Directions >> Can you copy out the data exactly? Leave the images out.
===== Available records
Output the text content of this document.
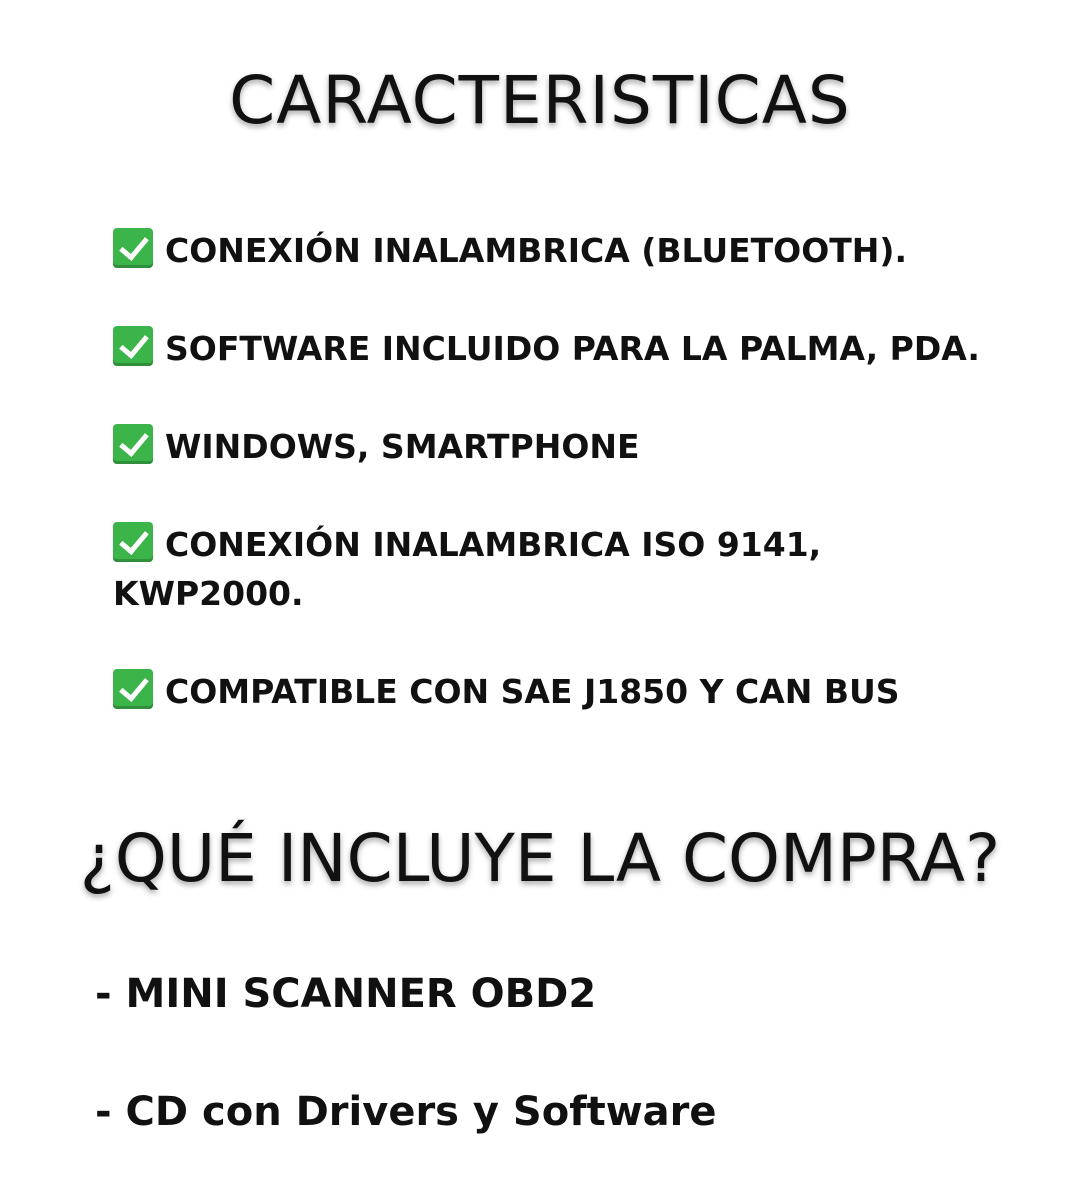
CARACTERISTICAS
CONEXIÓN INALAMBRICA (BLUETOOTH).
SOFTWARE INCLUIDO PARA LA PALMA, PDA.
WINDOWS, SMARTPHONE
CONEXIÓN INALAMBRICA ISO 9141, KWP2000.
COMPATIBLE CON SAE J1850 Y CAN BUS
¿QUÉ INCLUYE LA COMPRA?
- MINI SCANNER OBD2
- CD con Drivers y Software
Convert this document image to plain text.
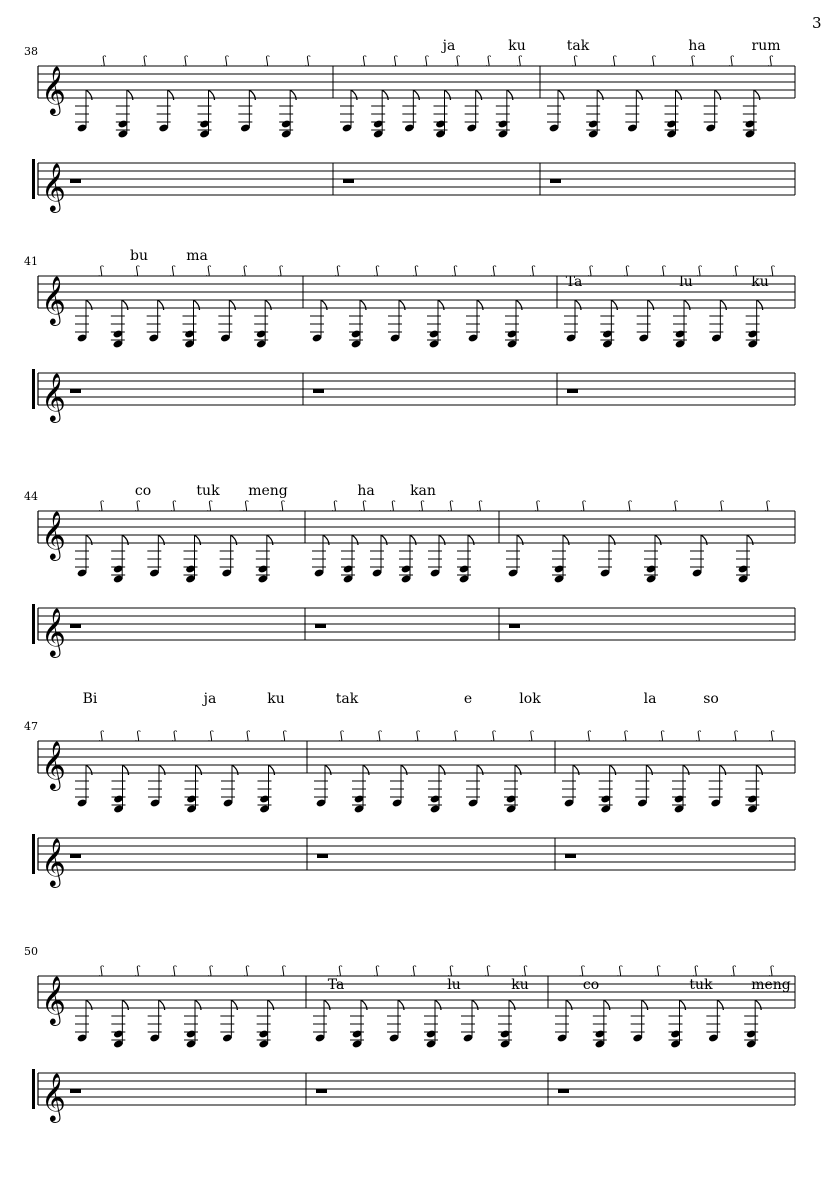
3
38
41
44
47
50
ja	ku	tak	ha	rum
bu	ma
Ta	lu	ku
co	tuk meng	ha	kan
Bi	ja	ku	tak	e	lok	la	so
Ta	lu	ku	co	tuk	meng
𝄞
𝄞
ʃ	ʃ	ʃ	ʃ	ʃ	ʃ	ʃ	ʃ	ʃ	ʃ	ʃ	ʃ	ʃ	ʃ	ʃ	ʃ	ʃ	ʃ
𝄞
𝄞
ʃ	ʃ	ʃ	ʃ	ʃ	ʃ	ʃ	ʃ	ʃ	ʃ	ʃ	ʃ	ʃ	ʃ	ʃ	ʃ	ʃ	ʃ
𝄞
𝄞
ʃ	ʃ	ʃ	ʃ	ʃ	ʃ	ʃ ʃ ʃ ʃ ʃ ʃ	ʃ	ʃ	ʃ	ʃ	ʃ	ʃ
𝄞
𝄞
ʃ	ʃ	ʃ	ʃ	ʃ	ʃ	ʃ	ʃ	ʃ	ʃ	ʃ	ʃ	ʃ	ʃ	ʃ	ʃ	ʃ	ʃ
𝄞
𝄞
ʃ	ʃ	ʃ	ʃ	ʃ	ʃ	ʃ	ʃ	ʃ	ʃ	ʃ	ʃ	ʃ	ʃ	ʃ	ʃ	ʃ	ʃ
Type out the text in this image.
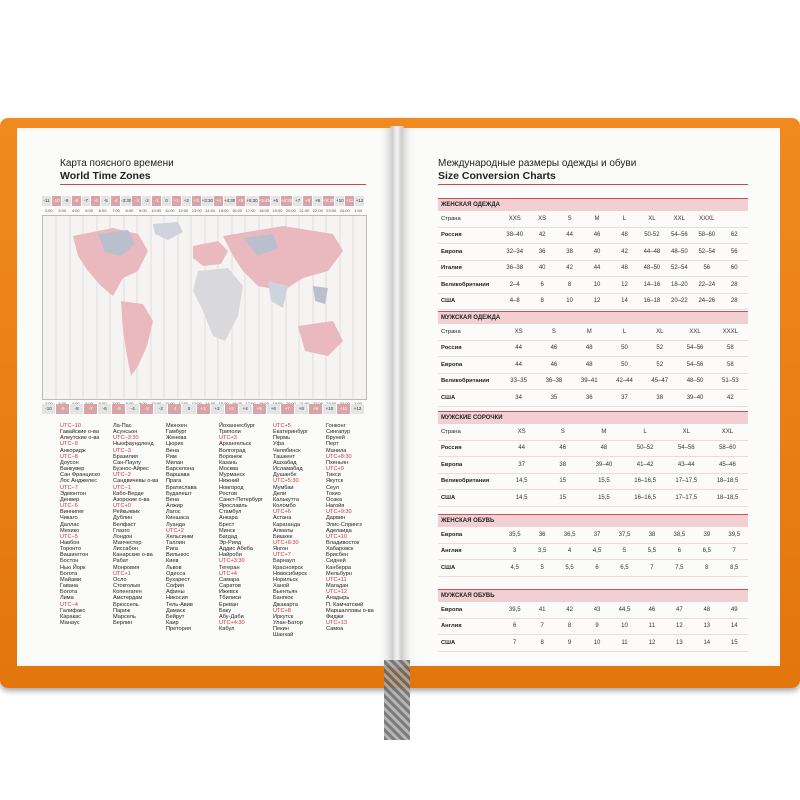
Карта поясного времени
World Time Zones
-11 -10	-9	-8	-7	-6	-5	-4 -3:30 -3	-2	-1	0	+1	+2	+3 +3:30 +4 +4:30 +5 +5:30 +5:45 +6 +6:30 +7	+8	+9 +9:30 +10 +11 +12
2:00	3:00	4:00	5:00	6:00	7:00	8:00	9:00	10:00 11:00 12:00 13:00 14:00 15:00 16:00 17:00 18:00 19:00 20:00 21:00 22:00 23:00 24:00	1:00
-10	-9	-8	-7	-6	-5	-4	-3	-2	-1	0	+1	+2	+3	+4	+5	+6	+7	+8	+9	+10	+11	+12
UTC−10
Гавайские о-ва
Алеутские о-ва
UTC−9
Анкоридж
UTC−8
Доусон
Ванкувер
Сан Франциско
Лос Анджелес
UTC−7
Эдмонтон
Денвер
UTC−6
Виннипег
Чикаго
Даллас
Мехико
UTC−5
Навбон
Торонто
Вашингтон
Бостон
Нью Йорк
Богота
Майами
Гавана
Богота
Лима
UTC−4
Галифакс
Каракас
Манаус
Ла-Пас
Асунсьон
UTC−3:30
Ньюфаундленд
UTC−3
Бразилия
Сан-Паулу
Буэнос-Айрес
UTC−2
Сандвичевы о-ва
UTC−1
Кабо-Верде
Азорские о-ва
UTC+0
Рейкьявик
Дублин
Белфаст
Глазго
Лондон
Манчестер
Лиссабон
Канарские о-ва
Рабат
Монровия
UTC+1
Осло
Стокгольм
Копенгаген
Амстердам
Брюссель
Париж
Марсель
Берлин
Мюнхен
Гамбург
Женева
Цюрих
Вена
Рим
Милан
Барселона
Варшава
Прага
Братислава
Будапешт
Вена
Алжир
Лагос
Киншаса
Луанда
UTC+2
Хельсинки
Таллин
Рига
Вильнюс
Киев
Львов
Одесса
Бухарест
София
Афины
Никосия
Тель-Авив
Дамаск
Бейрут
Каир
Претория
Йоханнесбург
Триполи
UTC+3
Архангельск
Волгоград
Воронеж
Казань
Москва
Мурманск
Нижний
Новгород
Ростов
Санкт-Петербург
Ярославль
Стамбул
Анкара
Брест
Минск
Багдад
Эр-Рияд
Аддис Абеба
Найроби
UTC+3:30
Тегеран
UTC+4
Самара
Саратов
Ижевск
Тбилиси
Ереван
Баку
Абу-Даби
UTC+4:30
Кабул
UTC+5
Екатеринбург
Пермь
Уфа
Челябинск
Ташкент
Ашхабад
Исламабад
Душанбе
UTC+5:30
Мумбаи
Дели
Калькутта
Коломбо
UTC+6
Астана
Караганда
Алматы
Бишкек
UTC+6:30
Янгон
UTC+7
Барнаул
Красноярск
Новосибирск
Норильск
Ханой
Вьентьян
Бангкок
Джакарта
UTC+8
Иркутск
Улан-Батор
Пекин
Шанхай
Гонконг
Сингапур
Бруней
Перт
Манила
UTC+8:30
Пхеньян
UTC+9
Тикси
Якутск
Сеул
Токио
Осака
Нагойя
UTC+9:30
Дарвин
Элис-Спрингз
Аделаида
UTC+10
Владивосток
Хабаровск
Брисбен
Сидней
Канберра
Мельбурн
UTC+11
Магадан
UTC+12
Анадырь
П. Камчатский
Маршалловы о-ва
Фиджи
UTC+13
Самоа
Международные размеры одежды и обуви
Size Conversion Charts
ЖЕНСКАЯ ОДЕЖДА
Страна	XXS	XS	S	M	L	XL	XXL	XXXL
Россия	38–40	42	44	46	48	50-52	54–56	58–60	62
Европа	32–34	36	38	40	42	44–48	48–50	52–54	56
Италия	36–38	40	42	44	48	48–50	52–54	56	60
Великобритания	2–4	6	8	10	12	14–16	18–20	22–24	28
США	4–8	8	10	12	14	16–18	20–22	24–26	28
МУЖСКАЯ ОДЕЖДА
Страна	XS	S	M	L	XL	XXL	XXXL
Россия	44	46	48	50	52	54–56	58
Европа	44	46	48	50	52	54–56	58
Великобритания	33–35	36–38	39–41	42–44	45–47	48–50	51–53
США	34	35	36	37	38	39–40	42
МУЖСКИЕ СОРОЧКИ
Страна	XS	S	M	L	XL	XXL
Россия	44	46	48	50–52	54–56	58–60
Европа	37	38	39–40	41–42	43–44	45–46
Великобритания	14,5	15	15,5	16–16,5	17–17,5	18–18,5
США	14,5	15	15,5	16–16,5	17–17,5	18–18,5
ЖЕНСКАЯ ОБУВЬ
Европа	35,5	36	36,5	37	37,5	38	38,5	39	39,5
Англия	3	3,5	4	4,5	5	5,5	6	6,5	7
США	4,5	5	5,5	6	6,5	7	7,5	8	8,5
МУЖСКАЯ ОБУВЬ
Европа	39,5	41	42	43	44,5	46	47	48	49
Англия	6	7	8	9	10	11	12	13	14
США	7	8	9	10	11	12	13	14	15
==========
The result >>
Output the text content of this document.
CARACTERISTICAS
CONEXIÓN INALAMBRICA (BLUETOOTH).
SOFTWARE INCLUIDO PARA LA PALMA, PDA.
WINDOWS, SMARTPHONE
CONEXIÓN INALAMBRICA ISO 9141, KWP2000.
COMPATIBLE CON SAE J1850 Y CAN BUS
¿QUÉ INCLUYE LA COMPRA?
- MINI SCANNER OBD2
- CD con Drivers y Software
Convert this document image to plain text.
3
38
41
44
47
50
ja	ku	tak	ha	rum
bu	ma
Ta	lu	ku
co	tuk meng	ha	kan
Bi	ja	ku	tak	e	lok	la	so
Ta	lu	ku	co	tuk	meng
𝄞
𝄞
ʃ	ʃ	ʃ	ʃ	ʃ	ʃ	ʃ	ʃ	ʃ	ʃ	ʃ	ʃ	ʃ	ʃ	ʃ	ʃ	ʃ	ʃ
𝄞
𝄞
ʃ	ʃ	ʃ	ʃ	ʃ	ʃ	ʃ	ʃ	ʃ	ʃ	ʃ	ʃ	ʃ	ʃ	ʃ	ʃ	ʃ	ʃ
𝄞
𝄞
ʃ	ʃ	ʃ	ʃ	ʃ	ʃ	ʃ ʃ ʃ ʃ ʃ ʃ	ʃ	ʃ	ʃ	ʃ	ʃ	ʃ
𝄞
𝄞
ʃ	ʃ	ʃ	ʃ	ʃ	ʃ	ʃ	ʃ	ʃ	ʃ	ʃ	ʃ	ʃ	ʃ	ʃ	ʃ	ʃ	ʃ
𝄞
𝄞
ʃ	ʃ	ʃ	ʃ	ʃ	ʃ	ʃ	ʃ	ʃ	ʃ	ʃ	ʃ	ʃ	ʃ	ʃ	ʃ	ʃ	ʃ
Type out the text in this image.
Карта поясного времени
World Time Zones
-11 -10	-9	-8	-7	-6	-5	-4 -3:30 -3	-2	-1	0	+1	+2	+3 +3:30 +4 +4:30 +5 +5:30 +5:45 +6 +6:30 +7	+8	+9 +9:30 +10 +11 +12
2:00	3:00	4:00	5:00	6:00	7:00	8:00	9:00	10:00 11:00 12:00 13:00 14:00 15:00 16:00 17:00 18:00 19:00 20:00 21:00 22:00 23:00 24:00	1:00
-10	-9	-8	-7	-6	-5	-4	-3	-2	-1	0	+1	+2	+3	+4	+5	+6	+7	+8	+9	+10	+11	+12
UTC−10
Гавайские о-ва
Алеутские о-ва
UTC−9
Анкоридж
UTC−8
Доусон
Ванкувер
Сан Франциско
Лос Анджелес
UTC−7
Эдмонтон
Денвер
UTC−6
Виннипег
Чикаго
Даллас
Мехико
UTC−5
Навбон
Торонто
Вашингтон
Бостон
Нью Йорк
Богота
Майами
Гавана
Богота
Лима
UTC−4
Галифакс
Каракас
Манаус
Ла-Пас
Асунсьон
UTC−3:30
Ньюфаундленд
UTC−3
Бразилия
Сан-Паулу
Буэнос-Айрес
UTC−2
Сандвичевы о-ва
UTC−1
Кабо-Верде
Азорские о-ва
UTC+0
Рейкьявик
Дублин
Белфаст
Глазго
Лондон
Манчестер
Лиссабон
Канарские о-ва
Рабат
Монровия
UTC+1
Осло
Стокгольм
Копенгаген
Амстердам
Брюссель
Париж
Марсель
Берлин
Мюнхен
Гамбург
Женева
Цюрих
Вена
Рим
Милан
Барселона
Варшава
Прага
Братислава
Будапешт
Вена
Алжир
Лагос
Киншаса
Луанда
UTC+2
Хельсинки
Таллин
Рига
Вильнюс
Киев
Львов
Одесса
Бухарест
София
Афины
Никосия
Тель-Авив
Дамаск
Бейрут
Каир
Претория
Йоханнесбург
Триполи
UTC+3
Архангельск
Волгоград
Воронеж
Казань
Москва
Мурманск
Нижний
Новгород
Ростов
Санкт-Петербург
Ярославль
Стамбул
Анкара
Брест
Минск
Багдад
Эр-Рияд
Аддис Абеба
Найроби
UTC+3:30
Тегеран
UTC+4
Самара
Саратов
Ижевск
Тбилиси
Ереван
Баку
Абу-Даби
UTC+4:30
Кабул
UTC+5
Екатеринбург
Пермь
Уфа
Челябинск
Ташкент
Ашхабад
Исламабад
Душанбе
UTC+5:30
Мумбаи
Дели
Калькутта
Коломбо
UTC+6
Астана
Караганда
Алматы
Бишкек
UTC+6:30
Янгон
UTC+7
Барнаул
Красноярск
Новосибирск
Норильск
Ханой
Вьентьян
Бангкок
Джакарта
UTC+8
Иркутск
Улан-Батор
Пекин
Шанхай
Гонконг
Сингапур
Бруней
Перт
Манила
UTC+8:30
Пхеньян
UTC+9
Тикси
Якутск
Сеул
Токио
Осака
Нагойя
UTC+9:30
Дарвин
Элис-Спрингз
Аделаида
UTC+10
Владивосток
Хабаровск
Брисбен
Сидней
Канберра
Мельбурн
UTC+11
Магадан
UTC+12
Анадырь
П. Камчатский
Маршалловы о-ва
Фиджи
UTC+13
Самоа
Международные размеры одежды и обуви
Size Conversion Charts
ЖЕНСКАЯ ОДЕЖДА
Страна	XXS	XS	S	M	L	XL	XXL	XXXL
Россия	38–40	42	44	46	48	50-52	54–56	58–60	62
Европа	32–34	36	38	40	42	44–48	48–50	52–54	56
Италия	36–38	40	42	44	48	48–50	52–54	56	60
Великобритания	2–4	6	8	10	12	14–16	18–20	22–24	28
США	4–8	8	10	12	14	16–18	20–22	24–26	28
МУЖСКАЯ ОДЕЖДА
Страна	XS	S	M	L	XL	XXL	XXXL
Россия	44	46	48	50	52	54–56	58
Европа	44	46	48	50	52	54–56	58
Великобритания	33–35	36–38	39–41	42–44	45–47	48–50	51–53
США	34	35	36	37	38	39–40	42
МУЖСКИЕ СОРОЧКИ
Страна	XS	S	M	L	XL	XXL
Россия	44	46	48	50–52	54–56	58–60
Европа	37	38	39–40	41–42	43–44	45–46
Великобритания	14,5	15	15,5	16–16,5	17–17,5	18–18,5
США	14,5	15	15,5	16–16,5	17–17,5	18–18,5
ЖЕНСКАЯ ОБУВЬ
Европа	35,5	36	36,5	37	37,5	38	38,5	39	39,5
Англия	3	3,5	4	4,5	5	5,5	6	6,5	7
США	4,5	5	5,5	6	6,5	7	7,5	8	8,5
МУЖСКАЯ ОБУВЬ
Европа	39,5	41	42	43	44,5	46	47	48	49
Англия	6	7	8	9	10	11	12	13	14
США	7	8	9	10	11	12	13	14	15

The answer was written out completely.